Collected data
_ _ _ _ _ _ _
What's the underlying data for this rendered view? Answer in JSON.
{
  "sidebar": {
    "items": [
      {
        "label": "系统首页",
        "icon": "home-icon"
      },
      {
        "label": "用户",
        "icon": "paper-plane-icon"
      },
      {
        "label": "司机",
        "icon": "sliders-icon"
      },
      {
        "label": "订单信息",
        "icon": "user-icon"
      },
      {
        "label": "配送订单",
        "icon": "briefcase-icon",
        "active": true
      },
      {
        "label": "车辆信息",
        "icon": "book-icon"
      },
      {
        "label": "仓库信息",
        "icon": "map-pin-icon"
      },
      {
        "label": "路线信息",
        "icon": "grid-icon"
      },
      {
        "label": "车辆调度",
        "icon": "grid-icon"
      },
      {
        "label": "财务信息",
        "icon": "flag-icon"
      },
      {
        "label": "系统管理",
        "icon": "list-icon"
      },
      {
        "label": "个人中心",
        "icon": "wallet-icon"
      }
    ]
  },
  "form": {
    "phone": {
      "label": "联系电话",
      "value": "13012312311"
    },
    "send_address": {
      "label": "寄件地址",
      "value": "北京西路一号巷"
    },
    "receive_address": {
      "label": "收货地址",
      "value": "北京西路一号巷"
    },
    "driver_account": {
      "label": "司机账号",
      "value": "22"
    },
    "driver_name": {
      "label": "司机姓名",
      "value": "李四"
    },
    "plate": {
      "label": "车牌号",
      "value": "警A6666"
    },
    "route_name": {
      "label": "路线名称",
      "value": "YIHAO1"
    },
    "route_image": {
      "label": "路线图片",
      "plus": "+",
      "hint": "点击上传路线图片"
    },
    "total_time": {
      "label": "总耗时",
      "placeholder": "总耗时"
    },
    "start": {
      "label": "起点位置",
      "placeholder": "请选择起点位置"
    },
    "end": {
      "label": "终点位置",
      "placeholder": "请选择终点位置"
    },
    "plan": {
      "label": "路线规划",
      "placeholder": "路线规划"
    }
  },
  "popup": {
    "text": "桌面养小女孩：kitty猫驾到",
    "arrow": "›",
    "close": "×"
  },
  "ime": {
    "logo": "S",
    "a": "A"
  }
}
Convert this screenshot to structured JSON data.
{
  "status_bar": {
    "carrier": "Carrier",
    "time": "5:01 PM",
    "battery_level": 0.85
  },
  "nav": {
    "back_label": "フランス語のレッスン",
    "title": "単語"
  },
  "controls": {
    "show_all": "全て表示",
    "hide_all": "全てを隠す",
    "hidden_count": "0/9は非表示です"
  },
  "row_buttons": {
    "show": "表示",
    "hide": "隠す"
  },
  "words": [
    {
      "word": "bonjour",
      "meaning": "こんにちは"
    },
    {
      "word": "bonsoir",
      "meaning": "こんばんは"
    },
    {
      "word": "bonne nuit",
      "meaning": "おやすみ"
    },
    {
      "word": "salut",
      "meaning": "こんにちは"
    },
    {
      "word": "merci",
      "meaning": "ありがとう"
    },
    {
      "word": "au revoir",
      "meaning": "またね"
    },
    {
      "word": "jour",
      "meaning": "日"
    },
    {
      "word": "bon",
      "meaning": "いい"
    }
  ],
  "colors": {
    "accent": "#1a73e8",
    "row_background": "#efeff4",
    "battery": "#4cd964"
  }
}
_ _ _ _ _ _ _
Short problem: Write out all of the records once more, exactly.

Answer to the exercise:
What's the underlying data for this rendered view? Answer in JSON.
{
  "sidebar": {
    "items": [
      {
        "label": "系统首页",
        "icon": "home-icon"
      },
      {
        "label": "用户",
        "icon": "paper-plane-icon"
      },
      {
        "label": "司机",
        "icon": "sliders-icon"
      },
      {
        "label": "订单信息",
        "icon": "user-icon"
      },
      {
        "label": "配送订单",
        "icon": "briefcase-icon",
        "active": true
      },
      {
        "label": "车辆信息",
        "icon": "book-icon"
      },
      {
        "label": "仓库信息",
        "icon": "map-pin-icon"
      },
      {
        "label": "路线信息",
        "icon": "grid-icon"
      },
      {
        "label": "车辆调度",
        "icon": "grid-icon"
      },
      {
        "label": "财务信息",
        "icon": "flag-icon"
      },
      {
        "label": "系统管理",
        "icon": "list-icon"
      },
      {
        "label": "个人中心",
        "icon": "wallet-icon"
      }
    ]
  },
  "form": {
    "phone": {
      "label": "联系电话",
      "value": "13012312311"
    },
    "send_address": {
      "label": "寄件地址",
      "value": "北京西路一号巷"
    },
    "receive_address": {
      "label": "收货地址",
      "value": "北京西路一号巷"
    },
    "driver_account": {
      "label": "司机账号",
      "value": "22"
    },
    "driver_name": {
      "label": "司机姓名",
      "value": "李四"
    },
    "plate": {
      "label": "车牌号",
      "value": "警A6666"
    },
    "route_name": {
      "label": "路线名称",
      "value": "YIHAO1"
    },
    "route_image": {
      "label": "路线图片",
      "plus": "+",
      "hint": "点击上传路线图片"
    },
    "total_time": {
      "label": "总耗时",
      "placeholder": "总耗时"
    },
    "start": {
      "label": "起点位置",
      "placeholder": "请选择起点位置"
    },
    "end": {
      "label": "终点位置",
      "placeholder": "请选择终点位置"
    },
    "plan": {
      "label": "路线规划",
      "placeholder": "路线规划"
    }
  },
  "popup": {
    "text": "桌面养小女孩：kitty猫驾到",
    "arrow": "›",
    "close": "×"
  },
  "ime": {
    "logo": "S",
    "a": "A"
  }
}
Convert this screenshot to structured JSON data.
{
  "status_bar": {
    "carrier": "Carrier",
    "time": "5:01 PM",
    "battery_level": 0.85
  },
  "nav": {
    "back_label": "フランス語のレッスン",
    "title": "単語"
  },
  "controls": {
    "show_all": "全て表示",
    "hide_all": "全てを隠す",
    "hidden_count": "0/9は非表示です"
  },
  "row_buttons": {
    "show": "表示",
    "hide": "隠す"
  },
  "words": [
    {
      "word": "bonjour",
      "meaning": "こんにちは"
    },
    {
      "word": "bonsoir",
      "meaning": "こんばんは"
    },
    {
      "word": "bonne nuit",
      "meaning": "おやすみ"
    },
    {
      "word": "salut",
      "meaning": "こんにちは"
    },
    {
      "word": "merci",
      "meaning": "ありがとう"
    },
    {
      "word": "au revoir",
      "meaning": "またね"
    },
    {
      "word": "jour",
      "meaning": "日"
    },
    {
      "word": "bon",
      "meaning": "いい"
    }
  ],
  "colors": {
    "accent": "#1a73e8",
    "row_background": "#efeff4",
    "battery": "#4cd964"
  }
}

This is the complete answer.